» Data for the task:
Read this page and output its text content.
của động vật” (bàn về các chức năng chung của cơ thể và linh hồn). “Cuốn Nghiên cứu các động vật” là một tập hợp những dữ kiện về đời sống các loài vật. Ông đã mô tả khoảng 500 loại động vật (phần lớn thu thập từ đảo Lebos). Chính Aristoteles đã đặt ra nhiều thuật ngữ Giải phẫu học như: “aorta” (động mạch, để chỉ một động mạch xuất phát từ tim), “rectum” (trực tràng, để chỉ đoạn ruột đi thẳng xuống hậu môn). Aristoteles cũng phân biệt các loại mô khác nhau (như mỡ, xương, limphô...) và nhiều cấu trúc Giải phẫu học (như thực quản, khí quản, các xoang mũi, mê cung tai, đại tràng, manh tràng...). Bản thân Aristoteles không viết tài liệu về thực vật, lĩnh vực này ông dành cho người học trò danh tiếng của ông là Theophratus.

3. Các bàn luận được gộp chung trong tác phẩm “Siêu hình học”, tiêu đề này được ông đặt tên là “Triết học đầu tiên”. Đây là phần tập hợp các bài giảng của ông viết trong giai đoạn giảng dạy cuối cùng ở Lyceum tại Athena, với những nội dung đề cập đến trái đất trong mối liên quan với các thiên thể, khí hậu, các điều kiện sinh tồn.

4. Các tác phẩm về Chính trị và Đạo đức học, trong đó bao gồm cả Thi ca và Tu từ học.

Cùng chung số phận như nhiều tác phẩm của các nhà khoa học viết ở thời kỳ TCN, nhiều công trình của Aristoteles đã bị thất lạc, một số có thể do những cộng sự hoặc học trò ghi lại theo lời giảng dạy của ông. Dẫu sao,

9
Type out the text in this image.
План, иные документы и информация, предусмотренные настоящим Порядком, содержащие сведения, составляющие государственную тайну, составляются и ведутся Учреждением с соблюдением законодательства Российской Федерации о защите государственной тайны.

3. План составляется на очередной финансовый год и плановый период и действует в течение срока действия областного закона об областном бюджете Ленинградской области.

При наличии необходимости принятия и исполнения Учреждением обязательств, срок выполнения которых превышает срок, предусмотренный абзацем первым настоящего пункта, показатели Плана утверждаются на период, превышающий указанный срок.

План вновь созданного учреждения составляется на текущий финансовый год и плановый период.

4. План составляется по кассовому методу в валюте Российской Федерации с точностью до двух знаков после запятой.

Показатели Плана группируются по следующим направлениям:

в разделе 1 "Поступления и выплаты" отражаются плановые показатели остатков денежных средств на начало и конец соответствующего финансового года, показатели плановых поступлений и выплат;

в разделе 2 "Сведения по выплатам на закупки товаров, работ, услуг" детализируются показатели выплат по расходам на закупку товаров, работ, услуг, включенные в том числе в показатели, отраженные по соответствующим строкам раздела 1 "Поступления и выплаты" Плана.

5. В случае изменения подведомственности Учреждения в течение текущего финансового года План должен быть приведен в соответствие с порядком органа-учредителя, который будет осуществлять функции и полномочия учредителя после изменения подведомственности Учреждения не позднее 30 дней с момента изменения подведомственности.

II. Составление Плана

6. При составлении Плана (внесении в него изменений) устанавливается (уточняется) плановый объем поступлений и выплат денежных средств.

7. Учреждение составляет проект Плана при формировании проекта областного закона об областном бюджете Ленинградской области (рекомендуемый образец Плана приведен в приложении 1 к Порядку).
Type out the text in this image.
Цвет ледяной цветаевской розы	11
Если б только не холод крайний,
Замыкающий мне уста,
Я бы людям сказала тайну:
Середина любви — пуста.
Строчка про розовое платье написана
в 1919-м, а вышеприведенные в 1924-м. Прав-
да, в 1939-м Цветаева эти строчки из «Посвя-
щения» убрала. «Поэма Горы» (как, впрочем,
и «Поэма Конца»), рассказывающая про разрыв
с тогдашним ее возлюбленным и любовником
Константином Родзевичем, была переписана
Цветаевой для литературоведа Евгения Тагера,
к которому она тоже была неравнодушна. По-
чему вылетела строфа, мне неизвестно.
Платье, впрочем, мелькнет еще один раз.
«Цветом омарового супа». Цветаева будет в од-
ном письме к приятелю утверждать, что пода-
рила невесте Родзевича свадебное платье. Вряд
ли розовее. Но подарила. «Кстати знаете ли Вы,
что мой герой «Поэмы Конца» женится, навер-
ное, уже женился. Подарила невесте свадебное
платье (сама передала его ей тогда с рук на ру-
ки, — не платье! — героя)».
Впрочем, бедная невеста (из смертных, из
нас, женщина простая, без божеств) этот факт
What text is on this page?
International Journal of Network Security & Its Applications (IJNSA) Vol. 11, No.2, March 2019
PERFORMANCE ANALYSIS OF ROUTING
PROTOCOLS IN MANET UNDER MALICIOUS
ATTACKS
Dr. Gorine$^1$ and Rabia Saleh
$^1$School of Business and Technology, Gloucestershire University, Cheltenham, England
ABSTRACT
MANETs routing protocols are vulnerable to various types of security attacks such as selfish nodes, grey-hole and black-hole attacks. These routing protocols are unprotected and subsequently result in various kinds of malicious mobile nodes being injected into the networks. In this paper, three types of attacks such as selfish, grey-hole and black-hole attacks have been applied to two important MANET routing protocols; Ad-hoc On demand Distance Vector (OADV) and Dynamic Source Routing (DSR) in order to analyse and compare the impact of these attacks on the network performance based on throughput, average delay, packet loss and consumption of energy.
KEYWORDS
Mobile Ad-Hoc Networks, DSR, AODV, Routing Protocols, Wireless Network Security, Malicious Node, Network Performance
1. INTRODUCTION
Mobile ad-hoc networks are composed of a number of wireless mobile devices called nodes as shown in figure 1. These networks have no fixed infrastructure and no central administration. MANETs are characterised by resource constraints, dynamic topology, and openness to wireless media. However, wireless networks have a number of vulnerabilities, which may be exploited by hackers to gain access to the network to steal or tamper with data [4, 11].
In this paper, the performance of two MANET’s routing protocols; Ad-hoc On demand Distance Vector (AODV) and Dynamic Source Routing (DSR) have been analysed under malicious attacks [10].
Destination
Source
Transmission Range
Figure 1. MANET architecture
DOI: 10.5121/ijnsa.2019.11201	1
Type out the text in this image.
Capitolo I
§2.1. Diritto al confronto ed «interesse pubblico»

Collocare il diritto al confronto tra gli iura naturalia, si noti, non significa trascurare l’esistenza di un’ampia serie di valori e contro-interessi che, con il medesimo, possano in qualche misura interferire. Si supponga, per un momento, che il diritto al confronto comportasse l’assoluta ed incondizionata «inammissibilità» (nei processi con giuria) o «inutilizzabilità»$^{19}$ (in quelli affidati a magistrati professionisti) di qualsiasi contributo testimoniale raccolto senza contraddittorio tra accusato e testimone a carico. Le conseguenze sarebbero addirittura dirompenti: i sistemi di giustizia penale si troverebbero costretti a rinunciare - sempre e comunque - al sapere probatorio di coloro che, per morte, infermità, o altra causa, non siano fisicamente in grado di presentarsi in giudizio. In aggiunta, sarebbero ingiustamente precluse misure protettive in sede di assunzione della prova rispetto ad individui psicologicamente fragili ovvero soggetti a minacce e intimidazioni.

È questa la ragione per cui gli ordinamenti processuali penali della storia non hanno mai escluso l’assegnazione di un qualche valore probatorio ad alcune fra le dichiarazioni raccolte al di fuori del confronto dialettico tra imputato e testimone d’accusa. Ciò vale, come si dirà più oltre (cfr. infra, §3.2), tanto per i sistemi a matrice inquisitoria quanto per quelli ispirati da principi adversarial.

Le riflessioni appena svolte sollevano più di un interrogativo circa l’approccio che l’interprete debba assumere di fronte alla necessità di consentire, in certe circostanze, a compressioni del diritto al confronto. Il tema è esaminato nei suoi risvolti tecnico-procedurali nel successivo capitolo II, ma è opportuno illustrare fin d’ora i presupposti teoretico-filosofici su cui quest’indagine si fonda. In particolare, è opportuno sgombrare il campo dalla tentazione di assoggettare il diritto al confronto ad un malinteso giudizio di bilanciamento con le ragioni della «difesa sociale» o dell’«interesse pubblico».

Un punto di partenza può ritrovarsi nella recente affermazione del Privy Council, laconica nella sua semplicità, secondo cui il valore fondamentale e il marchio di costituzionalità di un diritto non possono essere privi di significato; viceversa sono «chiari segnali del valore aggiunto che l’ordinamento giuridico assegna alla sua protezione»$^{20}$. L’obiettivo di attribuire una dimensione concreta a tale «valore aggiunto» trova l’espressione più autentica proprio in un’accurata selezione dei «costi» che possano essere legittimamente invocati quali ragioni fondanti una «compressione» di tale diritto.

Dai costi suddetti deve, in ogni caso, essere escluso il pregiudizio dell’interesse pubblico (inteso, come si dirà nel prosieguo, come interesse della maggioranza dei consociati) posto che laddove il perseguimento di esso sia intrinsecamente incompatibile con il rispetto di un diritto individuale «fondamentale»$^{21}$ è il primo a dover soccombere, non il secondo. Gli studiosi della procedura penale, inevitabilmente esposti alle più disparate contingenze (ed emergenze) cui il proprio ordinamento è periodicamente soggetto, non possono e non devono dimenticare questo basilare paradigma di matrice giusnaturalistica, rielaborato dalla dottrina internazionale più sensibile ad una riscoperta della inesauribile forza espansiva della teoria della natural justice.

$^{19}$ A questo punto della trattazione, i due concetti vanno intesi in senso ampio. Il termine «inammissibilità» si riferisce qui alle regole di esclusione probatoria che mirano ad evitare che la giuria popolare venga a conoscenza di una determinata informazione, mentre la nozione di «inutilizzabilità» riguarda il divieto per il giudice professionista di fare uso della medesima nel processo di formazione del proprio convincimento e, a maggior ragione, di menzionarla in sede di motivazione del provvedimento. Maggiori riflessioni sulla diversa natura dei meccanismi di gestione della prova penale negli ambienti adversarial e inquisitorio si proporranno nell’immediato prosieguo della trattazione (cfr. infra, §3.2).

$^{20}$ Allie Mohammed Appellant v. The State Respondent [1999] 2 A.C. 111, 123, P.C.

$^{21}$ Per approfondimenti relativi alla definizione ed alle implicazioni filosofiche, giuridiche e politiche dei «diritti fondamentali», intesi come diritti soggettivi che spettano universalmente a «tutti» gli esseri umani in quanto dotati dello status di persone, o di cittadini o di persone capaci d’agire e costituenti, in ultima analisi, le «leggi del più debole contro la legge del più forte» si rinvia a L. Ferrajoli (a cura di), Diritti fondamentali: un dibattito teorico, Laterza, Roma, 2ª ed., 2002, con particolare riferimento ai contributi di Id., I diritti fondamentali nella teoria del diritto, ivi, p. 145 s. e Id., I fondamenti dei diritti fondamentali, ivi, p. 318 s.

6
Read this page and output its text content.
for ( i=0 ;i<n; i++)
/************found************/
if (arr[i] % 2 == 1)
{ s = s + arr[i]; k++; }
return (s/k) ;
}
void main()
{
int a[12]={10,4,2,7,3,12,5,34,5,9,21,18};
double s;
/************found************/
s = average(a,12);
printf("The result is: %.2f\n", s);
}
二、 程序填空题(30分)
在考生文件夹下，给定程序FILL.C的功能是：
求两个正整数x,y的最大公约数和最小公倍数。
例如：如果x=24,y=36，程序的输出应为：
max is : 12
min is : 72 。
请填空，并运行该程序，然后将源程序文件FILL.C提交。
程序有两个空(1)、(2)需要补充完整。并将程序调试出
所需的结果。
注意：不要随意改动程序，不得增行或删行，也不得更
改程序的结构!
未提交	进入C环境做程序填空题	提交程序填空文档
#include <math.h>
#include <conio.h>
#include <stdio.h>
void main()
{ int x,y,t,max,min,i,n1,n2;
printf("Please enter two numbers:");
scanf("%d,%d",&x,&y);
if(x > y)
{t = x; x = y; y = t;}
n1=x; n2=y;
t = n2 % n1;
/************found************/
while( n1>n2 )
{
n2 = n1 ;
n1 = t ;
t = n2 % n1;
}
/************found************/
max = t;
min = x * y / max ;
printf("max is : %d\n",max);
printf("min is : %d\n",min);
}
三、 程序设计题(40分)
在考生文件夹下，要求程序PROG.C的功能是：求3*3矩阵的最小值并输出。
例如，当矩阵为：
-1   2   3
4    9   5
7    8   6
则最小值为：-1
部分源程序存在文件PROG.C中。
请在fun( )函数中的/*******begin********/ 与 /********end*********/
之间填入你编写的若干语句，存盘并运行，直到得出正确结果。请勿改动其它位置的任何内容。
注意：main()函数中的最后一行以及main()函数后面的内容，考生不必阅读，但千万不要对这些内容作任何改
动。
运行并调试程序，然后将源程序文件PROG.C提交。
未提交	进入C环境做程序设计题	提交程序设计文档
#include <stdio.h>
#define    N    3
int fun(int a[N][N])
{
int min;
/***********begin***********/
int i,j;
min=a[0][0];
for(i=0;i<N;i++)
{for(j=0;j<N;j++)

» Stated problem: Copy out each line of the listing that holds "Учреждением".

» Exercise response:
План, иные документы и информация, предусмотренные настоящим Порядком, содержащие сведения, составляющие государственную тайну, составляются и ведутся Учреждением с соблюдением законодательства Российской Федерации о защите государственной тайны.
При наличии необходимости принятия и исполнения Учреждением обязательств, срок выполнения которых превышает срок, предусмотренный абзацем первым настоящего пункта, показатели Плана утверждаются на период, превышающий указанный срок.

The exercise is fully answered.